Texte 1 : Lucrèce, De Rerum Natura, IV, 63-74

 « Mais, puisque cela se produit, une image ténue doit aussi émaner de la surface des choses. Car pourquoi ces formes s’échapperaient-elles et non pas de plus ténues, on ne saurait répondre. Surtout quand il existe à la surface des choses maints corps minuscules qui peuvent s’élancer sans modifier leur ordre ni leur figure d’ensemble, d’autant plus vite qu’ils trouvent moins d’obstacles, étant peu nombreux et placés au premier rang. Nous voyons maintes choses projeter de larges ondes, non seulement du fond d’elles-mêmes, comme je l’ai dit, mais de leur surface, la couleur par exemple. »

::::::

ÉNONCÉ DE L'EXERCICE - Reprenez l'extrait de Lucrèce sur les images émanant de la surface des choses et prolongez-le à la suite de sa dernière phrase. Les données ne sont pas utiles pour cet exercice.

::::::

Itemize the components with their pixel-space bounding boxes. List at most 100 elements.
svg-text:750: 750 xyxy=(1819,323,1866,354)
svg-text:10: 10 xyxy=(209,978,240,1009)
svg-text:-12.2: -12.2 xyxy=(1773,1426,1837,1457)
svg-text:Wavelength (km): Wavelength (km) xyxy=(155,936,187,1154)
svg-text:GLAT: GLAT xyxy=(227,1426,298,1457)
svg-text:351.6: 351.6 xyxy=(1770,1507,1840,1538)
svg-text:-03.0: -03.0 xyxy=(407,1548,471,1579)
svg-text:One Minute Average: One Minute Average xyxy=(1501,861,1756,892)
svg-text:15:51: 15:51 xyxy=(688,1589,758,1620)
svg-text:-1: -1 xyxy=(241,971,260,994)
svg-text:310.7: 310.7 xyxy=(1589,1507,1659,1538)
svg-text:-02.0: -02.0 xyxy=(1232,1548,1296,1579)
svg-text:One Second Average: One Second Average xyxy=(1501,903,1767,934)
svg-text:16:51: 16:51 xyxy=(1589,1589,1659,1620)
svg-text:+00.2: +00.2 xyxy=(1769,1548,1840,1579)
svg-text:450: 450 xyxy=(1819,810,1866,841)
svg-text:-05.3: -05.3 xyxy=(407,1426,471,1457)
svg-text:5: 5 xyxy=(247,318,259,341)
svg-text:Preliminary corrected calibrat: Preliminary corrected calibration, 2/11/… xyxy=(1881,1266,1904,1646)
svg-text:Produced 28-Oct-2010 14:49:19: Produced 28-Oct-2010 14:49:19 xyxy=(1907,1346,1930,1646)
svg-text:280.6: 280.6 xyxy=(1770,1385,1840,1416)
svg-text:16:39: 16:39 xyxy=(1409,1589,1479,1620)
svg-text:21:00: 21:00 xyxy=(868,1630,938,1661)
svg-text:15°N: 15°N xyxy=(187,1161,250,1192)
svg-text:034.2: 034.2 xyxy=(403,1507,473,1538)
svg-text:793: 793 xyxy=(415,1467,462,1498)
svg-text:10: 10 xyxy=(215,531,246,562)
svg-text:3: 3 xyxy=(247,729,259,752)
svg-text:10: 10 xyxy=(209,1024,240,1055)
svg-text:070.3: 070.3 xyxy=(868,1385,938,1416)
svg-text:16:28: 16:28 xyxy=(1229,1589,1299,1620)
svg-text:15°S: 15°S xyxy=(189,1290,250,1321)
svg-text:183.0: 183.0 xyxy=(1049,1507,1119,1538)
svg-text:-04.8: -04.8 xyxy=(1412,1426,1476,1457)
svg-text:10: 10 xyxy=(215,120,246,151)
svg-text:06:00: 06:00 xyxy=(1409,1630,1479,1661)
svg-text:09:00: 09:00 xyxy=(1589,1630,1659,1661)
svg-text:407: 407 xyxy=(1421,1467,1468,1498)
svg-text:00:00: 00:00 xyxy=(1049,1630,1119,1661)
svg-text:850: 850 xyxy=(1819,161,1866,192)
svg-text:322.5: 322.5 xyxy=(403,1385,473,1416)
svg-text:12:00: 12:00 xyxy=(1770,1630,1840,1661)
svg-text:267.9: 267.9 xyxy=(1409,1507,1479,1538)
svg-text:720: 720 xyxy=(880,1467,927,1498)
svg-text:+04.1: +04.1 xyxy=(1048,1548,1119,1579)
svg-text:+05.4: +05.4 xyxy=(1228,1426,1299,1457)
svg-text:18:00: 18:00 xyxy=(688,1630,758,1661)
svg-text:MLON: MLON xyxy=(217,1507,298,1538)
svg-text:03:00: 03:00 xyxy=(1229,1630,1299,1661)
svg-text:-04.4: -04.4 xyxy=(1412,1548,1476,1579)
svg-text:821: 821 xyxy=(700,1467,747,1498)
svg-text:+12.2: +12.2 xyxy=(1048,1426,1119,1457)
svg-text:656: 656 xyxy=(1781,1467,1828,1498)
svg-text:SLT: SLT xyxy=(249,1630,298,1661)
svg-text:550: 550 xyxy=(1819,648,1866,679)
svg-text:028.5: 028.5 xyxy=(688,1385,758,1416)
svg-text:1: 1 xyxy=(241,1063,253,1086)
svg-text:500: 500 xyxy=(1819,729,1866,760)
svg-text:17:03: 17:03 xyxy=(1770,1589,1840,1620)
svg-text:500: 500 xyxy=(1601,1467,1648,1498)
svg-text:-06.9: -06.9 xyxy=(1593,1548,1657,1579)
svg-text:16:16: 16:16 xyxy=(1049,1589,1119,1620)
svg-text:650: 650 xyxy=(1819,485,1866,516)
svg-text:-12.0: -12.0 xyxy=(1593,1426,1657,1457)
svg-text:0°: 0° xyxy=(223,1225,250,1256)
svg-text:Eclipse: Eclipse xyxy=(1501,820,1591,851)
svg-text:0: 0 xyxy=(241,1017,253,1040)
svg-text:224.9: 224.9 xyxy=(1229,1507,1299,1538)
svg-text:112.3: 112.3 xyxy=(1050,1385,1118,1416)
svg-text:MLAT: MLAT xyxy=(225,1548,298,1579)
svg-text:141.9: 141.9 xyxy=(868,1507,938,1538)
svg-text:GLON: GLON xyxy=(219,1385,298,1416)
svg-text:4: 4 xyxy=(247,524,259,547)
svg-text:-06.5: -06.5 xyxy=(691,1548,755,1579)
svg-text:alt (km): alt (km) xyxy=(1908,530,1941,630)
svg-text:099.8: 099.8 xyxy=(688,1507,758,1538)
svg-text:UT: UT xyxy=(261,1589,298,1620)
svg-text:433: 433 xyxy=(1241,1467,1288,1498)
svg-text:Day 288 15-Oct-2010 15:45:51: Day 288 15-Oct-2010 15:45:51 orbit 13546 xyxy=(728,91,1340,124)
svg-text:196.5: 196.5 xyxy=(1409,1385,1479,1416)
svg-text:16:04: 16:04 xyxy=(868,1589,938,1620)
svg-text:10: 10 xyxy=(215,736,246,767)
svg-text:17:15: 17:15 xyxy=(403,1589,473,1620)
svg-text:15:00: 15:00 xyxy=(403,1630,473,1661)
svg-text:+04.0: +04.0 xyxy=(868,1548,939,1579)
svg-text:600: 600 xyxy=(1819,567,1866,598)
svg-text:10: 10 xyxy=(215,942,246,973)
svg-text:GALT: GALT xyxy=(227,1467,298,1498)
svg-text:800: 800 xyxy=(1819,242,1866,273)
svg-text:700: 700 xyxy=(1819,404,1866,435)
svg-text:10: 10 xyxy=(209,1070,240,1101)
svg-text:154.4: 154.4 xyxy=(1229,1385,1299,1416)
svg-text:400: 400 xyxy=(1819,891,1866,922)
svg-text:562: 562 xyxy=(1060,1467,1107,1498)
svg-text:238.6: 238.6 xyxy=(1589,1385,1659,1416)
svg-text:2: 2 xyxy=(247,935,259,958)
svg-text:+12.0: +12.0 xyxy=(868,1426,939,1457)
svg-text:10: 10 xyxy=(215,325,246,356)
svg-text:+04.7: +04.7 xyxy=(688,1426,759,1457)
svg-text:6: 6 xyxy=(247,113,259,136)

::::::

RÉSULTAT DE L'EXERCICE -
 Le processus de la sensation est un processus physique d’une extrême simplicité. L’objet envoie sa propre image. Le monde ne trompe pas. Si le monde se révèle à nous dans sa vérité et est douloureux, c’est parce que nous ne savons pas écouter le monde. Il y a confusion entre intériorité et extériorité.

 

Texte 2 : Epicure, Doctrines capitales, 24

 « (1) Si tu entreprends de rejeter absolument toute sensation, et de ne pas faire de distinction entre les opinions qui dépendent d’une évidence encore attendue et ce qui est déjà présent grâce la sensation, aux sentiments et à toute espèce de focalisation de la pensée sur une impression, tu confondras toutes tes autres sensations avec l’opinion vide, et par là tu rejetteras le critère dans son entier. (2) Et si tu entreprends de traiter comme choses fermement établies à la fois toute l’évidence qui est encore attendue dans tes conceptions conjecturales et ce qui n’a pas [reçu] d’attestation, tu n’éviteras pas l’erreur, de sorte que tu auras supprimé tout débat et toute discrimination entre ce qui est correct et ce qui ne l’est pas. »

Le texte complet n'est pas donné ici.